**ITEMS:**
***

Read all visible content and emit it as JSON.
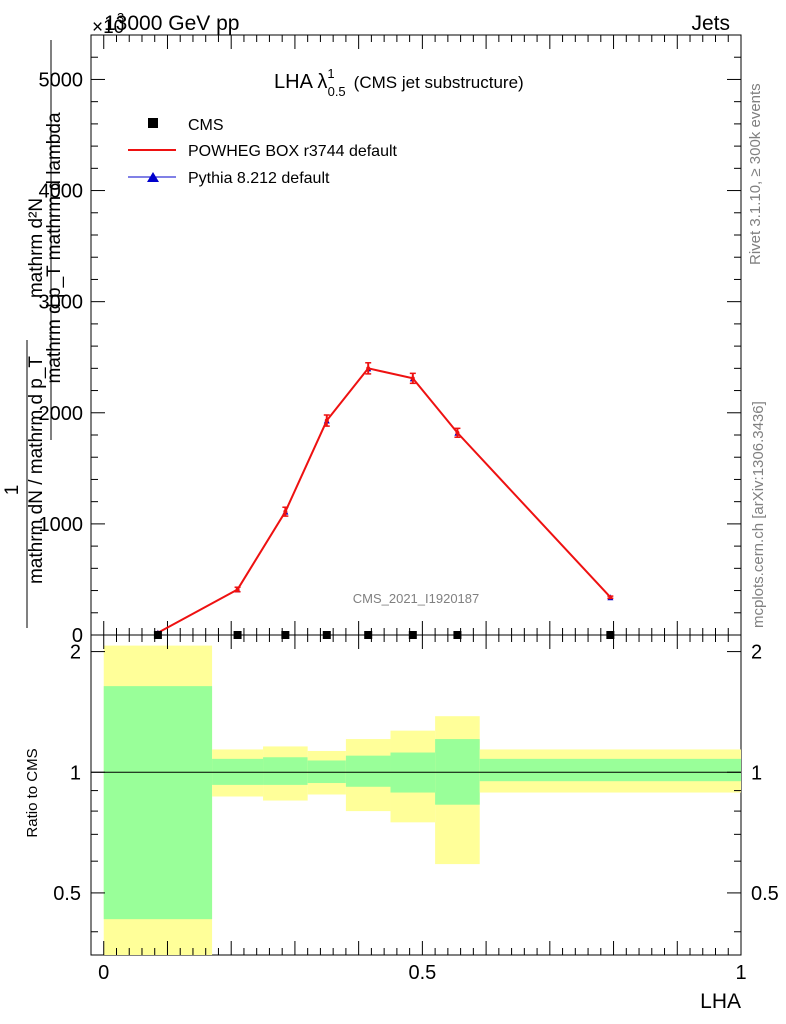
{
  "header": {
    "energy_label": "13000 GeV pp",
    "process_label": "Jets",
    "exponent_label": "×10",
    "exponent_power": "3"
  },
  "side_labels": {
    "rivet": "Rivet 3.1.10, ≥ 300k events",
    "source": "mcplots.cern.ch [arXiv:1306.3436]"
  },
  "watermark": "CMS_2021_I1920187",
  "colors": {
    "cms": "#000000",
    "powheg": "#ee1111",
    "pythia": "#0000cc",
    "band_inner": "#99ff99",
    "band_outer": "#ffff99"
  },
  "chart_data": [
    {
      "type": "line",
      "title_main": "LHA λ",
      "title_sup": "1",
      "title_sub": "0.5",
      "title_suffix": "(CMS jet substructure)",
      "ylabel_numerator": "mathrm d²N",
      "ylabel_denominator": "mathrm d p_T mathrm d lambda",
      "ylabel_factor_num": "1",
      "ylabel_factor_den": "mathrm dN / mathrm d p_T",
      "ylim": [
        0,
        5400
      ],
      "xlim": [
        -0.02,
        1.0
      ],
      "yticks": [
        0,
        1000,
        2000,
        3000,
        4000,
        5000
      ],
      "ytick_labels": [
        "0",
        "1000",
        "2000",
        "3000",
        "4000",
        "5000"
      ],
      "legend": [
        {
          "label": "CMS",
          "marker": "square"
        },
        {
          "label": "POWHEG BOX r3744 default",
          "marker": "line"
        },
        {
          "label": "Pythia 8.212 default",
          "marker": "triangle"
        }
      ],
      "series": [
        {
          "name": "CMS",
          "x": [
            0.085,
            0.21,
            0.285,
            0.35,
            0.415,
            0.485,
            0.555,
            0.795
          ],
          "values": [
            0,
            0,
            0,
            0,
            0,
            0,
            0,
            0
          ]
        },
        {
          "name": "POWHEG BOX r3744 default",
          "x": [
            0.085,
            0.21,
            0.285,
            0.35,
            0.415,
            0.485,
            0.555,
            0.795
          ],
          "values": [
            20,
            410,
            1110,
            1930,
            2400,
            2310,
            1820,
            340
          ],
          "errors": [
            5,
            20,
            40,
            50,
            50,
            45,
            40,
            10
          ]
        },
        {
          "name": "Pythia 8.212 default",
          "x": [
            0.085,
            0.21,
            0.285,
            0.35,
            0.415,
            0.485,
            0.555,
            0.795
          ],
          "values": [
            20,
            410,
            1110,
            1930,
            2400,
            2310,
            1820,
            340
          ]
        }
      ]
    },
    {
      "type": "ratio",
      "ylabel": "Ratio to CMS",
      "xlabel": "LHA",
      "xlim": [
        -0.02,
        1.0
      ],
      "ylim": [
        0.35,
        2.2
      ],
      "xticks": [
        0,
        0.5,
        1
      ],
      "xtick_labels": [
        "0",
        "0.5",
        "1"
      ],
      "yticks": [
        0.5,
        1,
        2
      ],
      "ytick_labels": [
        "0.5",
        "1",
        "2"
      ],
      "bins": [
        {
          "lo": 0.0,
          "hi": 0.17,
          "inner": [
            0.43,
            1.64
          ],
          "outer": [
            0.35,
            2.07
          ]
        },
        {
          "lo": 0.17,
          "hi": 0.25,
          "inner": [
            0.93,
            1.08
          ],
          "outer": [
            0.87,
            1.14
          ]
        },
        {
          "lo": 0.25,
          "hi": 0.32,
          "inner": [
            0.93,
            1.09
          ],
          "outer": [
            0.85,
            1.16
          ]
        },
        {
          "lo": 0.32,
          "hi": 0.38,
          "inner": [
            0.94,
            1.07
          ],
          "outer": [
            0.88,
            1.13
          ]
        },
        {
          "lo": 0.38,
          "hi": 0.45,
          "inner": [
            0.92,
            1.1
          ],
          "outer": [
            0.8,
            1.21
          ]
        },
        {
          "lo": 0.45,
          "hi": 0.52,
          "inner": [
            0.89,
            1.12
          ],
          "outer": [
            0.75,
            1.27
          ]
        },
        {
          "lo": 0.52,
          "hi": 0.59,
          "inner": [
            0.83,
            1.21
          ],
          "outer": [
            0.59,
            1.38
          ]
        },
        {
          "lo": 0.59,
          "hi": 1.0,
          "inner": [
            0.95,
            1.08
          ],
          "outer": [
            0.89,
            1.14
          ]
        }
      ],
      "reference": 1.0
    }
  ]
}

***

**EXERCISE REQUIREMENTS:** Show all lines in the entries above where the string "mathrm" appears.

**EXERCISE RESPONSE:**
      "ylabel_numerator": "mathrm d²N",
      "ylabel_denominator": "mathrm d p_T mathrm d lambda",
      "ylabel_factor_den": "mathrm dN / mathrm d p_T",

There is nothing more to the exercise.